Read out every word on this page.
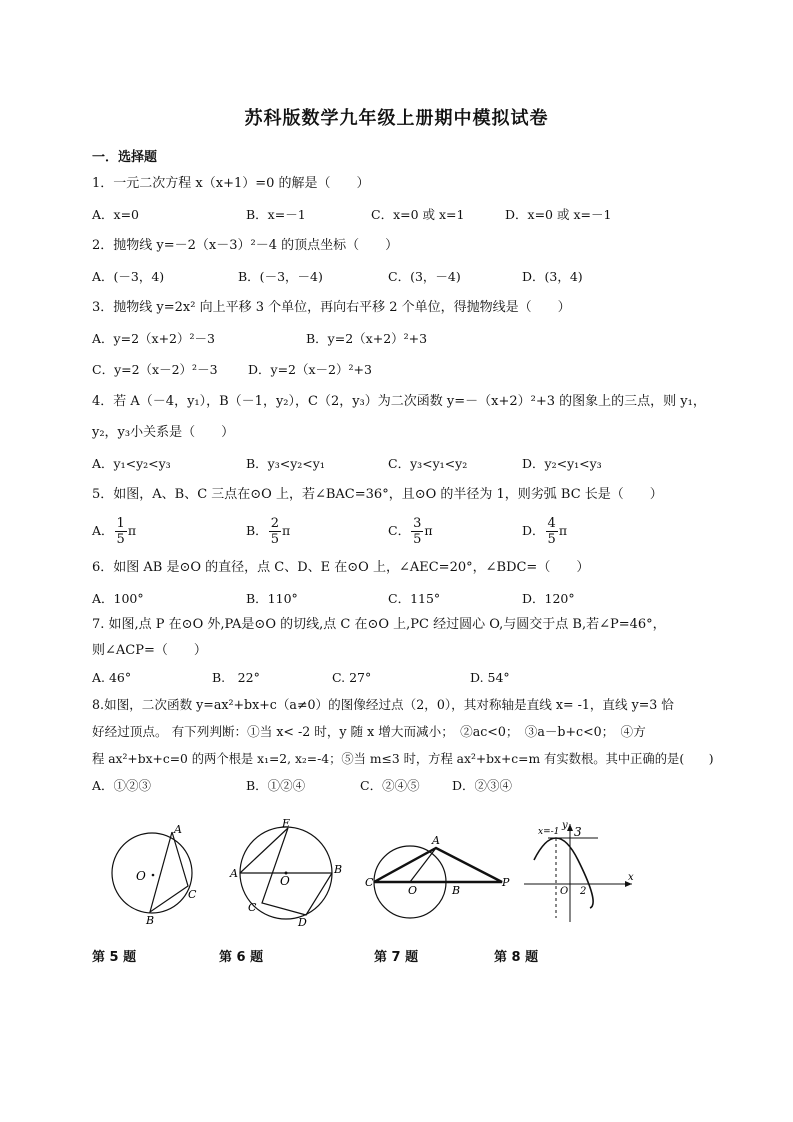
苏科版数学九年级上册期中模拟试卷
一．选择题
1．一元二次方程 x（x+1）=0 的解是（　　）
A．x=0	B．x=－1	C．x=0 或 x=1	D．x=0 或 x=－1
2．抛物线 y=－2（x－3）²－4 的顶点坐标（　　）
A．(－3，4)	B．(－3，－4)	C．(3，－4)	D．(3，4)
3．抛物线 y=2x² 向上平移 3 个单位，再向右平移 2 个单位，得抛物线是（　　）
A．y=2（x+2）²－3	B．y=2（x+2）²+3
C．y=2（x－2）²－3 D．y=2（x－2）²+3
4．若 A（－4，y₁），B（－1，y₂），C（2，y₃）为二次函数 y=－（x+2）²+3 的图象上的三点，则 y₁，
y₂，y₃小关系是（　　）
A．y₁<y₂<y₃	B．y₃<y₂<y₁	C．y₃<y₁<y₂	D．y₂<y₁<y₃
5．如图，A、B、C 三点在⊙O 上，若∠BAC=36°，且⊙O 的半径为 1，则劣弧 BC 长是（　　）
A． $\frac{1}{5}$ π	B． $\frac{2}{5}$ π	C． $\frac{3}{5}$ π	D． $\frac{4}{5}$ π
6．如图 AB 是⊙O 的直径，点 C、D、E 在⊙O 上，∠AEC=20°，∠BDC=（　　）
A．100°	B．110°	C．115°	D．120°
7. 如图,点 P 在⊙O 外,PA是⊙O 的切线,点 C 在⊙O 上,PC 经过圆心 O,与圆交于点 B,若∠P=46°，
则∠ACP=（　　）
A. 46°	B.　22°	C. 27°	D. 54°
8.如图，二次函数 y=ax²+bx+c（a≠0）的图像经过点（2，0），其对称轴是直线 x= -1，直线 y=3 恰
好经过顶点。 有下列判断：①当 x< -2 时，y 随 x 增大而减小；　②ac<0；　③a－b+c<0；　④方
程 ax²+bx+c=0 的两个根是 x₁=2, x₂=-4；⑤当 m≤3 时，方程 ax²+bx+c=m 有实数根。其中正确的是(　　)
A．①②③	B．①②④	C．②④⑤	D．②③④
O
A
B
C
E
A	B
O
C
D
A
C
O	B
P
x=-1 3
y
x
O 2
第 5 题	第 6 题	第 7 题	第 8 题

Problem requirements: Copy out every line of the material above exactly, skipping the pictures.

Exercise output:
Read out every word on this page.
苏科版数学九年级上册期中模拟试卷
一．选择题
1．一元二次方程 x（x+1）=0 的解是（　　）
A．x=0	B．x=－1	C．x=0 或 x=1	D．x=0 或 x=－1
2．抛物线 y=－2（x－3）²－4 的顶点坐标（　　）
A．(－3，4)	B．(－3，－4)	C．(3，－4)	D．(3，4)
3．抛物线 y=2x² 向上平移 3 个单位，再向右平移 2 个单位，得抛物线是（　　）
A．y=2（x+2）²－3	B．y=2（x+2）²+3
C．y=2（x－2）²－3 D．y=2（x－2）²+3
4．若 A（－4，y₁），B（－1，y₂），C（2，y₃）为二次函数 y=－（x+2）²+3 的图象上的三点，则 y₁，
y₂，y₃小关系是（　　）
A．y₁<y₂<y₃	B．y₃<y₂<y₁	C．y₃<y₁<y₂	D．y₂<y₁<y₃
5．如图，A、B、C 三点在⊙O 上，若∠BAC=36°，且⊙O 的半径为 1，则劣弧 BC 长是（　　）
A． $\frac{1}{5}$ π	B． $\frac{2}{5}$ π	C． $\frac{3}{5}$ π	D． $\frac{4}{5}$ π
6．如图 AB 是⊙O 的直径，点 C、D、E 在⊙O 上，∠AEC=20°，∠BDC=（　　）
A．100°	B．110°	C．115°	D．120°
7. 如图,点 P 在⊙O 外,PA是⊙O 的切线,点 C 在⊙O 上,PC 经过圆心 O,与圆交于点 B,若∠P=46°，
则∠ACP=（　　）
A. 46°	B.　22°	C. 27°	D. 54°
8.如图，二次函数 y=ax²+bx+c（a≠0）的图像经过点（2，0），其对称轴是直线 x= -1，直线 y=3 恰
好经过顶点。 有下列判断：①当 x< -2 时，y 随 x 增大而减小；　②ac<0；　③a－b+c<0；　④方
程 ax²+bx+c=0 的两个根是 x₁=2, x₂=-4；⑤当 m≤3 时，方程 ax²+bx+c=m 有实数根。其中正确的是(　　)
A．①②③	B．①②④	C．②④⑤	D．②③④
O
A
B
C
E
A	B
O
C
D
A
C
O	B
P
x=-1 3
y
x
O 2
第 5 题	第 6 题	第 7 题	第 8 题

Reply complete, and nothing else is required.